■ Records provided:
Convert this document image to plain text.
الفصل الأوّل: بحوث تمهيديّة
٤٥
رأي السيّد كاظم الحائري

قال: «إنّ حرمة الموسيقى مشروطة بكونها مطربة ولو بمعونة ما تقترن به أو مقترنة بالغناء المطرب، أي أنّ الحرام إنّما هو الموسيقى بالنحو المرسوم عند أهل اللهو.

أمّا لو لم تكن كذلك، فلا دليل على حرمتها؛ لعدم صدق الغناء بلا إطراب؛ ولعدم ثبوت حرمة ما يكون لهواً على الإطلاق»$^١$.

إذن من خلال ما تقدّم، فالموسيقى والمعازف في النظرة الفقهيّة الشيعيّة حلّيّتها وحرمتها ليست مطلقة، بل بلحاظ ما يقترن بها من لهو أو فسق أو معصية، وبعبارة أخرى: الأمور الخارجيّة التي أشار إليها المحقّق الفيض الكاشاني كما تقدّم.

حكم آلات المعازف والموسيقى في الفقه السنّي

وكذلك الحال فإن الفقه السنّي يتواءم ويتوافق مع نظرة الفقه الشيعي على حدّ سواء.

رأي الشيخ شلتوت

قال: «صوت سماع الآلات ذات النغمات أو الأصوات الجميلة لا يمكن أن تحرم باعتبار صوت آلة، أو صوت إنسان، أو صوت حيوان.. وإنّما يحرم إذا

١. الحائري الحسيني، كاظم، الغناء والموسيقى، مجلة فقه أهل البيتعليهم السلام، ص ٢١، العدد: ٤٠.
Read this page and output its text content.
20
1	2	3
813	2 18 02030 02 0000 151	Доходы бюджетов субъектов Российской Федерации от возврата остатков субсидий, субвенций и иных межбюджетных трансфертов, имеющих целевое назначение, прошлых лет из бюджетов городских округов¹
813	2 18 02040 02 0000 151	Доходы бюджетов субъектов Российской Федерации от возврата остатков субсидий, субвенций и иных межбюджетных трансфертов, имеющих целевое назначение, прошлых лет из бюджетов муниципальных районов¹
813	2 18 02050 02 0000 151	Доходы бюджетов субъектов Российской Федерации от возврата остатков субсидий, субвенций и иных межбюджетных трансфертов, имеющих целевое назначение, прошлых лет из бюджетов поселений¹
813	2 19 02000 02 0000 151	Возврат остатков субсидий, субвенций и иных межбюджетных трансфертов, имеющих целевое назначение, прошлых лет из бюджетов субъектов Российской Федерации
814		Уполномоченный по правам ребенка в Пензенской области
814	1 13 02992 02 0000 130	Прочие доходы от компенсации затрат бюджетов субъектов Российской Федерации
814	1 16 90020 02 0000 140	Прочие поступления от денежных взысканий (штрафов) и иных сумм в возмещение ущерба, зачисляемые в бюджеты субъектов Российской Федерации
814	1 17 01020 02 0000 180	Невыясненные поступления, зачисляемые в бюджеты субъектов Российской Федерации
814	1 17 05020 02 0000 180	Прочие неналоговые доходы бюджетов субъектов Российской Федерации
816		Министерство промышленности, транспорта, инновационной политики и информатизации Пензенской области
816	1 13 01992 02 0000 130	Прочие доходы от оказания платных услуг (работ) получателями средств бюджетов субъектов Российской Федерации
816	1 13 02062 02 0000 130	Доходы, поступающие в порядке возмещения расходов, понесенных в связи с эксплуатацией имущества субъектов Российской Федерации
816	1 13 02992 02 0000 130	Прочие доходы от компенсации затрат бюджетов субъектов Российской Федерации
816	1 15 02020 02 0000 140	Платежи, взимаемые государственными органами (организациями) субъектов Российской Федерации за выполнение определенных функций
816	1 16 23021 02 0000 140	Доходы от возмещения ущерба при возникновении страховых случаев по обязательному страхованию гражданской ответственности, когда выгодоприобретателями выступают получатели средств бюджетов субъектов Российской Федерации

■ Exercise instructions: Every line of the material must be returned exactly as it appears.

■ Task output:
Convert this document image to plain text.
الفصل الأوّل: بحوث تمهيديّة
٤٥
رأي السيّد كاظم الحائري

قال: «إنّ حرمة الموسيقى مشروطة بكونها مطربة ولو بمعونة ما تقترن به أو مقترنة بالغناء المطرب، أي أنّ الحرام إنّما هو الموسيقى بالنحو المرسوم عند أهل اللهو.

أمّا لو لم تكن كذلك، فلا دليل على حرمتها؛ لعدم صدق الغناء بلا إطراب؛ ولعدم ثبوت حرمة ما يكون لهواً على الإطلاق»$^١$.

إذن من خلال ما تقدّم، فالموسيقى والمعازف في النظرة الفقهيّة الشيعيّة حلّيّتها وحرمتها ليست مطلقة، بل بلحاظ ما يقترن بها من لهو أو فسق أو معصية، وبعبارة أخرى: الأمور الخارجيّة التي أشار إليها المحقّق الفيض الكاشاني كما تقدّم.

حكم آلات المعازف والموسيقى في الفقه السنّي

وكذلك الحال فإن الفقه السنّي يتواءم ويتوافق مع نظرة الفقه الشيعي على حدّ سواء.

رأي الشيخ شلتوت

قال: «صوت سماع الآلات ذات النغمات أو الأصوات الجميلة لا يمكن أن تحرم باعتبار صوت آلة، أو صوت إنسان، أو صوت حيوان.. وإنّما يحرم إذا

١. الحائري الحسيني، كاظم، الغناء والموسيقى، مجلة فقه أهل البيتعليهم السلام، ص ٢١، العدد: ٤٠.
Read this page and output its text content.
20
1	2	3
813	2 18 02030 02 0000 151	Доходы бюджетов субъектов Российской Федерации от возврата остатков субсидий, субвенций и иных межбюджетных трансфертов, имеющих целевое назначение, прошлых лет из бюджетов городских округов¹
813	2 18 02040 02 0000 151	Доходы бюджетов субъектов Российской Федерации от возврата остатков субсидий, субвенций и иных межбюджетных трансфертов, имеющих целевое назначение, прошлых лет из бюджетов муниципальных районов¹
813	2 18 02050 02 0000 151	Доходы бюджетов субъектов Российской Федерации от возврата остатков субсидий, субвенций и иных межбюджетных трансфертов, имеющих целевое назначение, прошлых лет из бюджетов поселений¹
813	2 19 02000 02 0000 151	Возврат остатков субсидий, субвенций и иных межбюджетных трансфертов, имеющих целевое назначение, прошлых лет из бюджетов субъектов Российской Федерации
814		Уполномоченный по правам ребенка в Пензенской области
814	1 13 02992 02 0000 130	Прочие доходы от компенсации затрат бюджетов субъектов Российской Федерации
814	1 16 90020 02 0000 140	Прочие поступления от денежных взысканий (штрафов) и иных сумм в возмещение ущерба, зачисляемые в бюджеты субъектов Российской Федерации
814	1 17 01020 02 0000 180	Невыясненные поступления, зачисляемые в бюджеты субъектов Российской Федерации
814	1 17 05020 02 0000 180	Прочие неналоговые доходы бюджетов субъектов Российской Федерации
816		Министерство промышленности, транспорта, инновационной политики и информатизации Пензенской области
816	1 13 01992 02 0000 130	Прочие доходы от оказания платных услуг (работ) получателями средств бюджетов субъектов Российской Федерации
816	1 13 02062 02 0000 130	Доходы, поступающие в порядке возмещения расходов, понесенных в связи с эксплуатацией имущества субъектов Российской Федерации
816	1 13 02992 02 0000 130	Прочие доходы от компенсации затрат бюджетов субъектов Российской Федерации
816	1 15 02020 02 0000 140	Платежи, взимаемые государственными органами (организациями) субъектов Российской Федерации за выполнение определенных функций
816	1 16 23021 02 0000 140	Доходы от возмещения ущерба при возникновении страховых случаев по обязательному страхованию гражданской ответственности, когда выгодоприобретателями выступают получатели средств бюджетов субъектов Российской Федерации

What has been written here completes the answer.